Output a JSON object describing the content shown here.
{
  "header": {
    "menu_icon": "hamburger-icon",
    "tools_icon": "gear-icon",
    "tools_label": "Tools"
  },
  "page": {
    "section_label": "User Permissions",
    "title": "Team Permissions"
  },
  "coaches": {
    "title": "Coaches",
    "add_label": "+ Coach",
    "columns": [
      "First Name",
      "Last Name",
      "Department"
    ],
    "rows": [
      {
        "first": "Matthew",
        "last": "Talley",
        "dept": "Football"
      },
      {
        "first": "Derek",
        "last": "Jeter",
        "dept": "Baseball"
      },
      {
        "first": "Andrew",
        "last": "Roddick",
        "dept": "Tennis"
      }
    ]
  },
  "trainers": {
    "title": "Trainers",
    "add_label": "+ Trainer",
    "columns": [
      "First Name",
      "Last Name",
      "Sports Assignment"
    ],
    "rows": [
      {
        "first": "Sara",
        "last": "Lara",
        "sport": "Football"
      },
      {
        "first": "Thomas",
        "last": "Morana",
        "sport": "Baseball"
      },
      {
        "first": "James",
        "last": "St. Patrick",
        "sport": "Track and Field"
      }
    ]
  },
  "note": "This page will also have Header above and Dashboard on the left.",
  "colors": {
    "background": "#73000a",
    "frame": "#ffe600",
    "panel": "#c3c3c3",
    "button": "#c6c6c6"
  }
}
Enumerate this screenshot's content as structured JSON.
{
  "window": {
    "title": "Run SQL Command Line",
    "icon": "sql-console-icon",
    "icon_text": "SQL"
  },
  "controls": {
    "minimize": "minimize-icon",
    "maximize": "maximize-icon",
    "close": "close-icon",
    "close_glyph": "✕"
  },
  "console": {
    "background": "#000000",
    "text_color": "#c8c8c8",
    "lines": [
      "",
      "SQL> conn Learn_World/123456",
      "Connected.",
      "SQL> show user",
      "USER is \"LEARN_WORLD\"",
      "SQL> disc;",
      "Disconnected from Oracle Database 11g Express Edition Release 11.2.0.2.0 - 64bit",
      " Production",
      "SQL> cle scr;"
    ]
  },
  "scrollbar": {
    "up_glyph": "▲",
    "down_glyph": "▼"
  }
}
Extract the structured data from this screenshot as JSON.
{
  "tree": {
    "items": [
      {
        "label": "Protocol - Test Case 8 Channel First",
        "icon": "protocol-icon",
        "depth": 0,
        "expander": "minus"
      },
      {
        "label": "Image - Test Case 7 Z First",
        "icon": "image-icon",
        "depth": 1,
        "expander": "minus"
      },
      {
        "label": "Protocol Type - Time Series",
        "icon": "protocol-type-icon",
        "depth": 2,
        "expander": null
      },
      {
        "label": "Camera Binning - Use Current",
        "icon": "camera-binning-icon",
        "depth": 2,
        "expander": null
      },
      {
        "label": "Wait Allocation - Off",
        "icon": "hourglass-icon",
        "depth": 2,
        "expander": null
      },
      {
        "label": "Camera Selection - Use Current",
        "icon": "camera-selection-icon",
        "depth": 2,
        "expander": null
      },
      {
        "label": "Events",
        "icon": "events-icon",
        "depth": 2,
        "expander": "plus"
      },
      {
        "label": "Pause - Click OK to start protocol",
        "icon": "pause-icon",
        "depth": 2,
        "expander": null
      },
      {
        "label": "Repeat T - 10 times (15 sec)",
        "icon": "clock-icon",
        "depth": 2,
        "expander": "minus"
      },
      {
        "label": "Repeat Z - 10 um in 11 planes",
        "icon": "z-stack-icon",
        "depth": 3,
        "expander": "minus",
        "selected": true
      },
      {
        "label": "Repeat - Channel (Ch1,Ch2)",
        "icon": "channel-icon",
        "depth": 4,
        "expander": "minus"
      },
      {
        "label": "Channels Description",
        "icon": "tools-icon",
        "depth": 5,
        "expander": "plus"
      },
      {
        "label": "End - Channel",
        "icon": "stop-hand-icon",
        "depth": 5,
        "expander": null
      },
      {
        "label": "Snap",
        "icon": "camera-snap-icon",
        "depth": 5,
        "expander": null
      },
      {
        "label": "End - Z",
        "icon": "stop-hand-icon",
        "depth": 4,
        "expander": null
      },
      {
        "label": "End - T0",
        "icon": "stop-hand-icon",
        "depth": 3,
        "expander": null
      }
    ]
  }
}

### Objective
Output every record above exactly as it appears.

### Final result
Output a JSON object describing the content shown here.
{
  "header": {
    "menu_icon": "hamburger-icon",
    "tools_icon": "gear-icon",
    "tools_label": "Tools"
  },
  "page": {
    "section_label": "User Permissions",
    "title": "Team Permissions"
  },
  "coaches": {
    "title": "Coaches",
    "add_label": "+ Coach",
    "columns": [
      "First Name",
      "Last Name",
      "Department"
    ],
    "rows": [
      {
        "first": "Matthew",
        "last": "Talley",
        "dept": "Football"
      },
      {
        "first": "Derek",
        "last": "Jeter",
        "dept": "Baseball"
      },
      {
        "first": "Andrew",
        "last": "Roddick",
        "dept": "Tennis"
      }
    ]
  },
  "trainers": {
    "title": "Trainers",
    "add_label": "+ Trainer",
    "columns": [
      "First Name",
      "Last Name",
      "Sports Assignment"
    ],
    "rows": [
      {
        "first": "Sara",
        "last": "Lara",
        "sport": "Football"
      },
      {
        "first": "Thomas",
        "last": "Morana",
        "sport": "Baseball"
      },
      {
        "first": "James",
        "last": "St. Patrick",
        "sport": "Track and Field"
      }
    ]
  },
  "note": "This page will also have Header above and Dashboard on the left.",
  "colors": {
    "background": "#73000a",
    "frame": "#ffe600",
    "panel": "#c3c3c3",
    "button": "#c6c6c6"
  }
}
Enumerate this screenshot's content as structured JSON.
{
  "window": {
    "title": "Run SQL Command Line",
    "icon": "sql-console-icon",
    "icon_text": "SQL"
  },
  "controls": {
    "minimize": "minimize-icon",
    "maximize": "maximize-icon",
    "close": "close-icon",
    "close_glyph": "✕"
  },
  "console": {
    "background": "#000000",
    "text_color": "#c8c8c8",
    "lines": [
      "",
      "SQL> conn Learn_World/123456",
      "Connected.",
      "SQL> show user",
      "USER is \"LEARN_WORLD\"",
      "SQL> disc;",
      "Disconnected from Oracle Database 11g Express Edition Release 11.2.0.2.0 - 64bit",
      " Production",
      "SQL> cle scr;"
    ]
  },
  "scrollbar": {
    "up_glyph": "▲",
    "down_glyph": "▼"
  }
}
Extract the structured data from this screenshot as JSON.
{
  "tree": {
    "items": [
      {
        "label": "Protocol - Test Case 8 Channel First",
        "icon": "protocol-icon",
        "depth": 0,
        "expander": "minus"
      },
      {
        "label": "Image - Test Case 7 Z First",
        "icon": "image-icon",
        "depth": 1,
        "expander": "minus"
      },
      {
        "label": "Protocol Type - Time Series",
        "icon": "protocol-type-icon",
        "depth": 2,
        "expander": null
      },
      {
        "label": "Camera Binning - Use Current",
        "icon": "camera-binning-icon",
        "depth": 2,
        "expander": null
      },
      {
        "label": "Wait Allocation - Off",
        "icon": "hourglass-icon",
        "depth": 2,
        "expander": null
      },
      {
        "label": "Camera Selection - Use Current",
        "icon": "camera-selection-icon",
        "depth": 2,
        "expander": null
      },
      {
        "label": "Events",
        "icon": "events-icon",
        "depth": 2,
        "expander": "plus"
      },
      {
        "label": "Pause - Click OK to start protocol",
        "icon": "pause-icon",
        "depth": 2,
        "expander": null
      },
      {
        "label": "Repeat T - 10 times (15 sec)",
        "icon": "clock-icon",
        "depth": 2,
        "expander": "minus"
      },
      {
        "label": "Repeat Z - 10 um in 11 planes",
        "icon": "z-stack-icon",
        "depth": 3,
        "expander": "minus",
        "selected": true
      },
      {
        "label": "Repeat - Channel (Ch1,Ch2)",
        "icon": "channel-icon",
        "depth": 4,
        "expander": "minus"
      },
      {
        "label": "Channels Description",
        "icon": "tools-icon",
        "depth": 5,
        "expander": "plus"
      },
      {
        "label": "End - Channel",
        "icon": "stop-hand-icon",
        "depth": 5,
        "expander": null
      },
      {
        "label": "Snap",
        "icon": "camera-snap-icon",
        "depth": 5,
        "expander": null
      },
      {
        "label": "End - Z",
        "icon": "stop-hand-icon",
        "depth": 4,
        "expander": null
      },
      {
        "label": "End - T0",
        "icon": "stop-hand-icon",
        "depth": 3,
        "expander": null
      }
    ]
  }
}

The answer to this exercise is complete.